BRIEF DESCRIPTION OF THE DRAWINGS

FIG. 1 shows a random distribution of the nanostructures with respect to each other in an electrode.
FIG. 2 shows a fixed distribution of the nanostructures with respect to each other in an electrode.
FIG. 3 shows a fuel cell in which carbon nanotubes are used for fuel delivery.
FIG. 4 shows a fuel cell in which fuel delivery is controlled by the voltage.
FIGS. 5 a, 5 b, and 5 c show the carbon nanotubes with other attached nanostructures to inner walls or to external walls, or to both the internal and external walls, respectively.
FIG. 6 shows carbon nanotubes and other nanostructures embedded into an electrode.
FIG. 7 a and 7 b show capillaries built into the electrode based upon the random and fixed (composite) distributions of nanostructures, respectively.
FIG. 8 shows a reaction site where a luminescent probe and other nanostructures are located.
FIG. 9 shows the nanostructures covering an anode site and cathode site of a membrane.

#### Stored data

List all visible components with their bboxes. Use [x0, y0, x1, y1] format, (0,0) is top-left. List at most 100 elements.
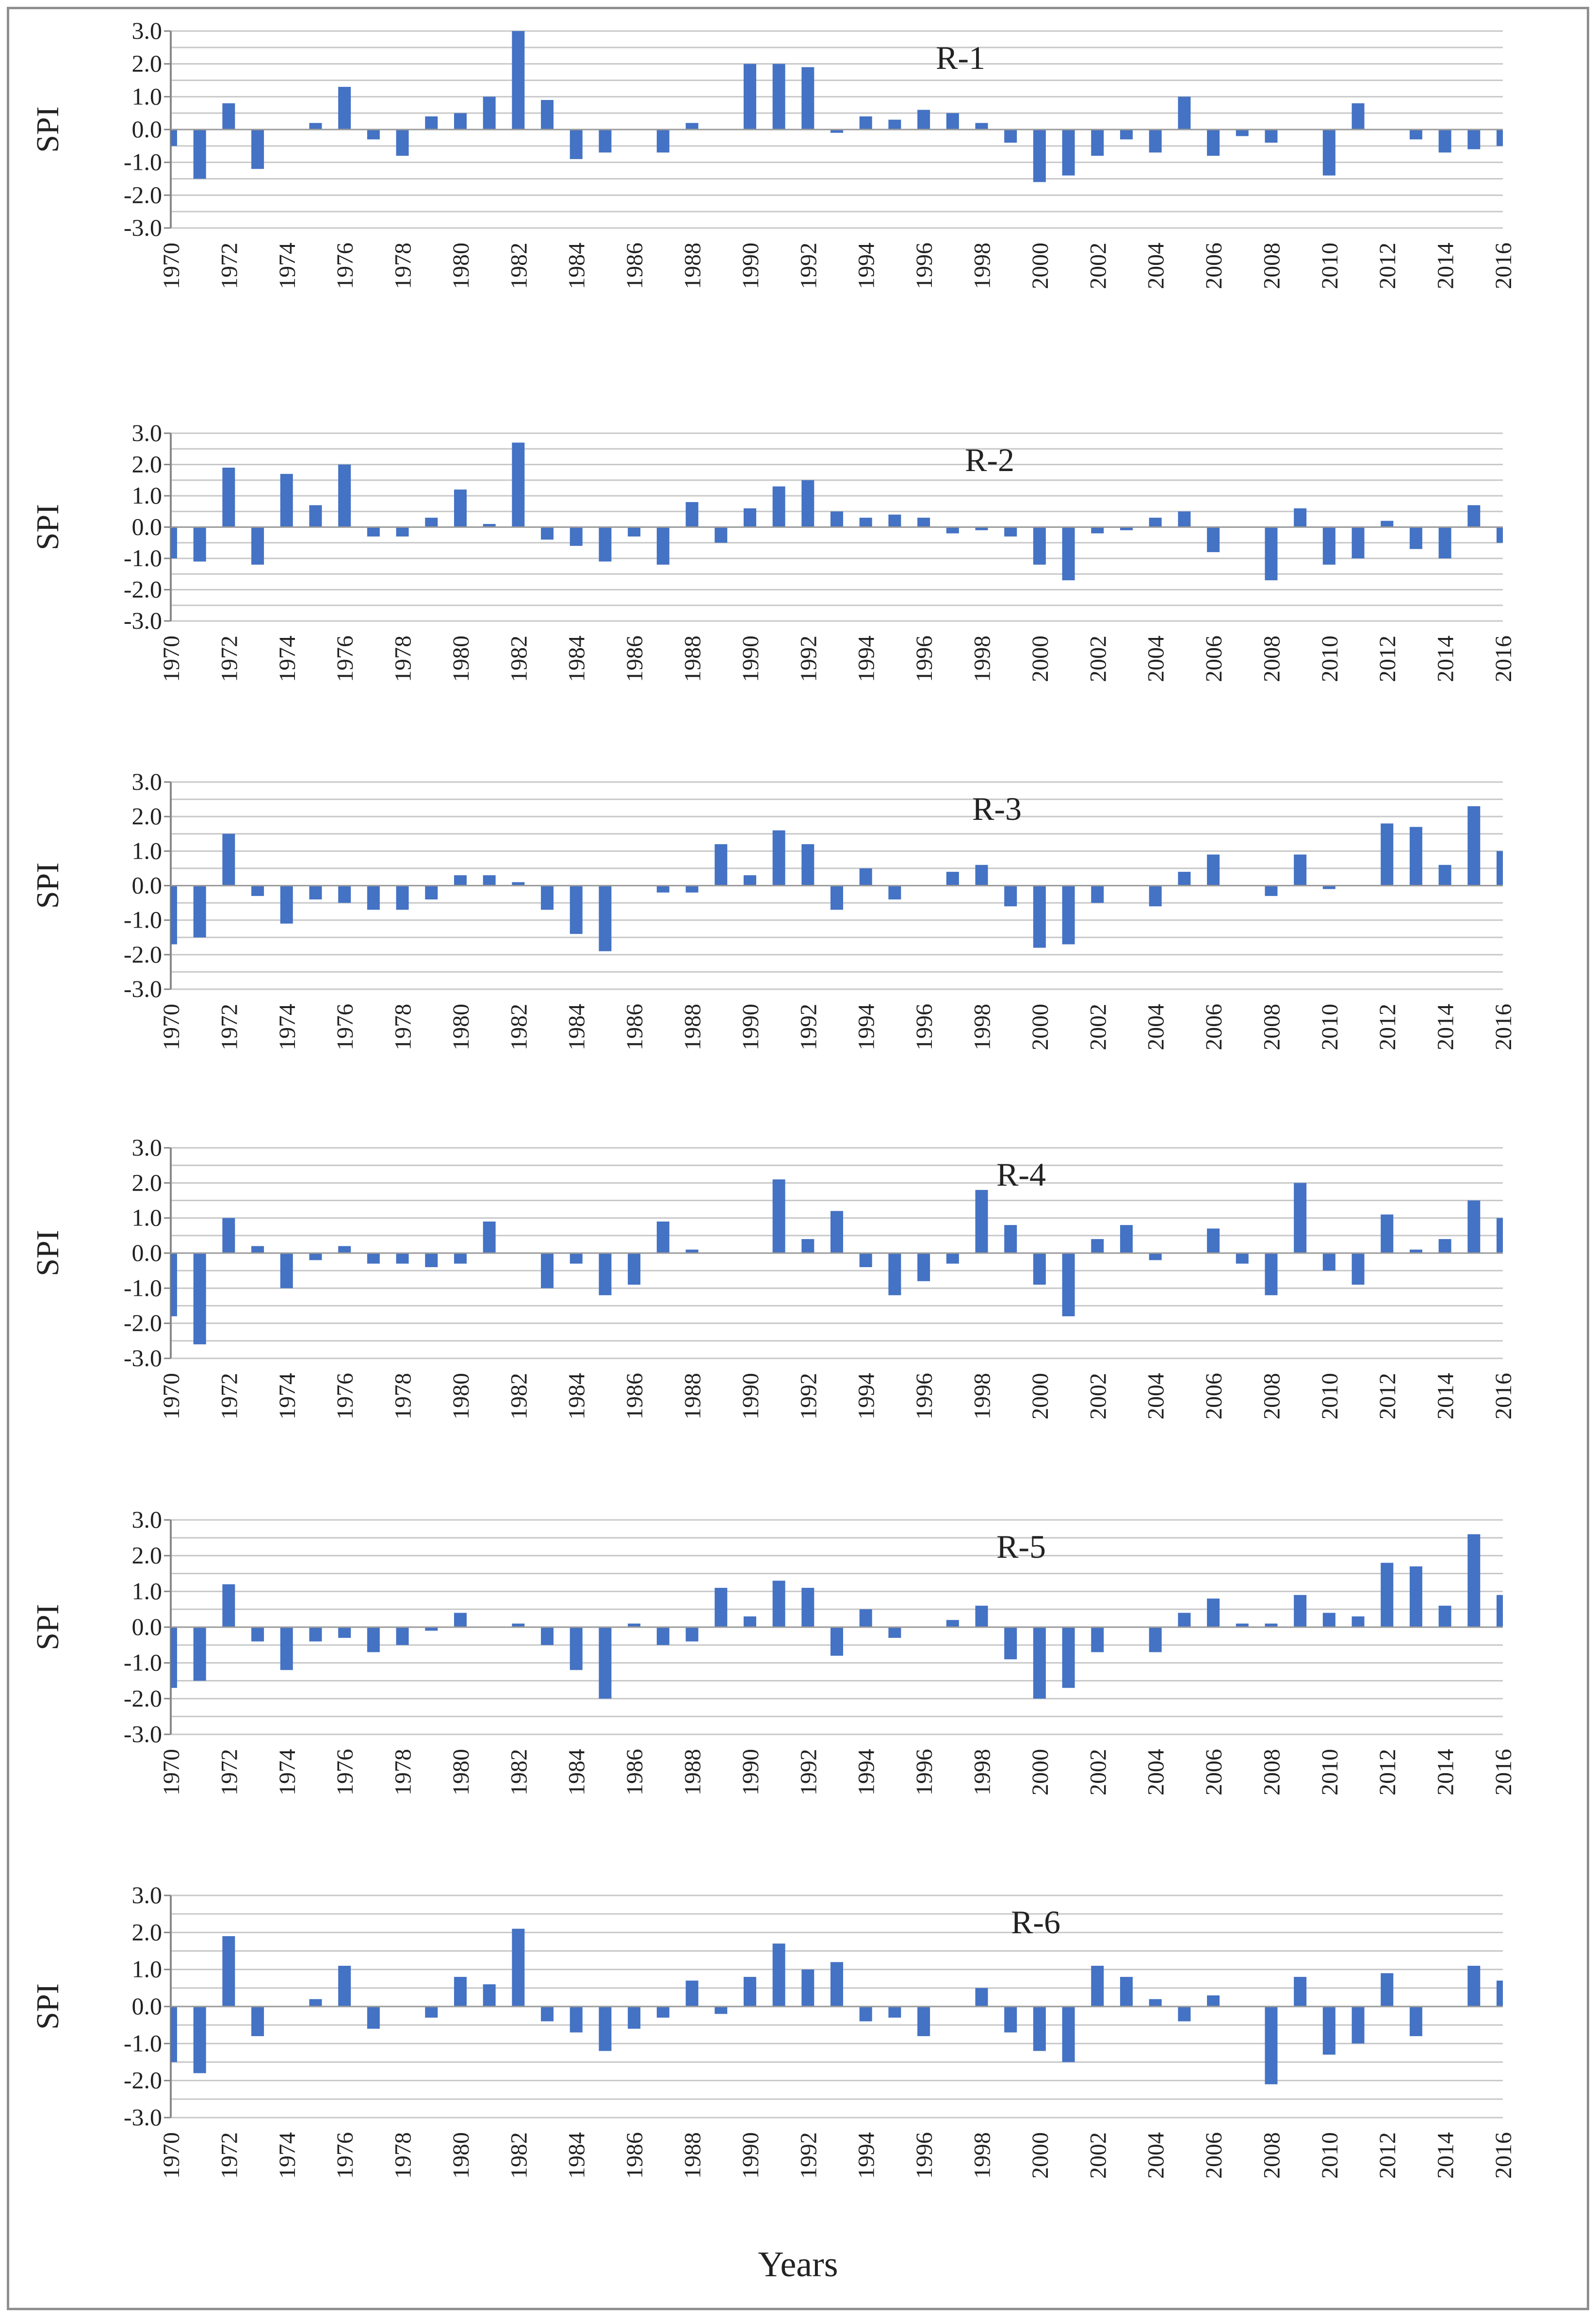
x-tick-label: 1982 — [506, 1749, 532, 1795]
bar-2005 — [1178, 1613, 1191, 1627]
x-tick-label: 2008 — [1259, 2132, 1285, 2179]
x-tick-label: 2000 — [1027, 1749, 1053, 1795]
bar-1992 — [801, 480, 814, 527]
x-tick-label: 1986 — [622, 1373, 648, 1420]
x-tick-label: 1972 — [216, 243, 242, 289]
bar-2008 — [1265, 1253, 1278, 1295]
bar-1977 — [367, 527, 380, 537]
bar-1985 — [599, 2007, 612, 2051]
bar-2012 — [1381, 1973, 1394, 2007]
x-tick-label: 2010 — [1317, 243, 1343, 289]
x-tick-label: 1996 — [912, 2132, 937, 2179]
bar-1984 — [570, 527, 583, 546]
x-tick-label: 1986 — [622, 2132, 648, 2179]
bar-1973 — [251, 1627, 264, 1642]
y-tick-label: 1.0 — [132, 82, 163, 110]
x-tick-label: 1988 — [680, 1749, 706, 1795]
x-tick-label: 1976 — [332, 2132, 358, 2179]
bar-1983 — [541, 527, 554, 540]
x-tick-label: 1974 — [275, 636, 300, 682]
bar-1986 — [628, 527, 641, 537]
x-tick-label: 2016 — [1491, 1373, 1516, 1420]
bar-1979 — [425, 2007, 438, 2018]
x-tick-label: 2016 — [1491, 1749, 1516, 1795]
x-tick-label: 2008 — [1259, 1004, 1285, 1050]
bar-1990 — [743, 875, 756, 886]
x-tick-label: 1974 — [275, 243, 300, 289]
bar-1973 — [251, 2007, 264, 2037]
y-tick-label: -3.0 — [124, 1344, 162, 1371]
bar-1981 — [483, 875, 496, 886]
bar-1993 — [831, 1211, 843, 1253]
x-tick-label: 1994 — [854, 2132, 879, 2179]
bar-1980 — [454, 1976, 467, 2007]
bar-2016 — [1497, 851, 1503, 886]
bar-1984 — [570, 2007, 583, 2033]
bar-1980 — [454, 1253, 467, 1264]
x-tick-label: 2010 — [1317, 1373, 1343, 1420]
bar-1988 — [685, 885, 699, 893]
bar-1977 — [367, 130, 380, 140]
x-tick-label: 1986 — [622, 636, 648, 682]
bar-1987 — [656, 885, 669, 893]
bar-2003 — [1120, 527, 1133, 530]
chart-title: R-4 — [996, 1156, 1046, 1193]
bar-1971 — [193, 1253, 206, 1345]
bar-2015 — [1467, 1200, 1481, 1253]
x-tick-label: 1982 — [506, 1004, 532, 1050]
bar-2007 — [1236, 1253, 1249, 1264]
x-tick-label: 2000 — [1027, 1373, 1053, 1420]
x-tick-label: 1982 — [506, 243, 532, 289]
x-tick-label: 1980 — [448, 1749, 474, 1795]
x-tick-label: 1970 — [159, 1373, 184, 1420]
bar-2004 — [1149, 130, 1162, 153]
bar-1993 — [831, 130, 843, 133]
bar-1977 — [367, 1253, 380, 1264]
bar-2004 — [1149, 1253, 1162, 1260]
x-tick-label: 1998 — [969, 636, 995, 682]
y-tick-label: -1.0 — [124, 906, 162, 933]
bar-2013 — [1409, 1566, 1422, 1627]
y-tick-label: -2.0 — [124, 576, 162, 603]
bar-1988 — [685, 1627, 699, 1642]
y-tick-label: 2.0 — [132, 50, 163, 77]
bar-1987 — [656, 130, 669, 153]
bar-1985 — [599, 1627, 612, 1699]
bar-1998 — [975, 865, 988, 886]
x-tick-label: 1984 — [564, 1749, 590, 1795]
y-tick-label: 2.0 — [132, 1542, 163, 1569]
bar-1970 — [171, 1253, 177, 1317]
x-tick-label: 1992 — [796, 1749, 821, 1795]
bar-1974 — [280, 885, 293, 924]
y-tick-label: -1.0 — [124, 1274, 162, 1301]
bar-1983 — [541, 1627, 554, 1645]
chart-title: R-3 — [972, 790, 1022, 827]
bar-1995 — [888, 514, 901, 527]
bar-1997 — [946, 527, 959, 534]
bar-1978 — [396, 130, 409, 156]
y-axis-title: SPI — [30, 504, 65, 550]
bar-2016 — [1497, 1980, 1503, 2007]
x-tick-label: 1994 — [854, 243, 879, 289]
bar-2011 — [1352, 2007, 1365, 2044]
x-tick-label: 2006 — [1201, 243, 1227, 289]
x-tick-label: 2014 — [1433, 2132, 1459, 2179]
x-tick-label: 1970 — [159, 243, 184, 289]
bar-1972 — [222, 103, 235, 130]
bar-1990 — [743, 1616, 756, 1627]
bar-2006 — [1207, 1995, 1220, 2007]
bar-2000 — [1033, 527, 1046, 565]
bar-1986 — [628, 1623, 641, 1627]
bar-2002 — [1091, 1239, 1104, 1253]
x-tick-label: 2006 — [1201, 1004, 1227, 1050]
bar-1994 — [859, 1253, 872, 1267]
x-tick-label: 2016 — [1491, 2132, 1516, 2179]
bar-1991 — [772, 1943, 785, 2007]
bar-1971 — [193, 2007, 206, 2073]
bar-1983 — [541, 100, 554, 130]
bar-1994 — [859, 518, 872, 527]
bar-1977 — [367, 2007, 380, 2029]
x-tick-label: 1980 — [448, 636, 474, 682]
bar-2011 — [1352, 1253, 1365, 1285]
y-tick-label: 0.0 — [132, 513, 163, 540]
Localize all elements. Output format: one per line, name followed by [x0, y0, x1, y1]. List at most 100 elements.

#### Directive 1
According to the drawings description, what does FIG. 4 show?
#### Directive 2
Duplicate the records from the line with "x-tick-label: 1982 — [506, 1749, 532, 1795]" up to and including the line with "bar-1977 — [367, 527, 380, 537]".
The records are unrelated to the drawings description.

#### Expected output 1
It shows a fuel cell in which fuel delivery is controlled by the voltage.

#### Expected output 2
x-tick-label: 1982 — [506, 1749, 532, 1795]
bar-2005 — [1178, 1613, 1191, 1627]
x-tick-label: 2008 — [1259, 2132, 1285, 2179]
x-tick-label: 2000 — [1027, 1749, 1053, 1795]
bar-1992 — [801, 480, 814, 527]
x-tick-label: 1986 — [622, 1373, 648, 1420]
x-tick-label: 1972 — [216, 243, 242, 289]
bar-2008 — [1265, 1253, 1278, 1295]
bar-1977 — [367, 527, 380, 537]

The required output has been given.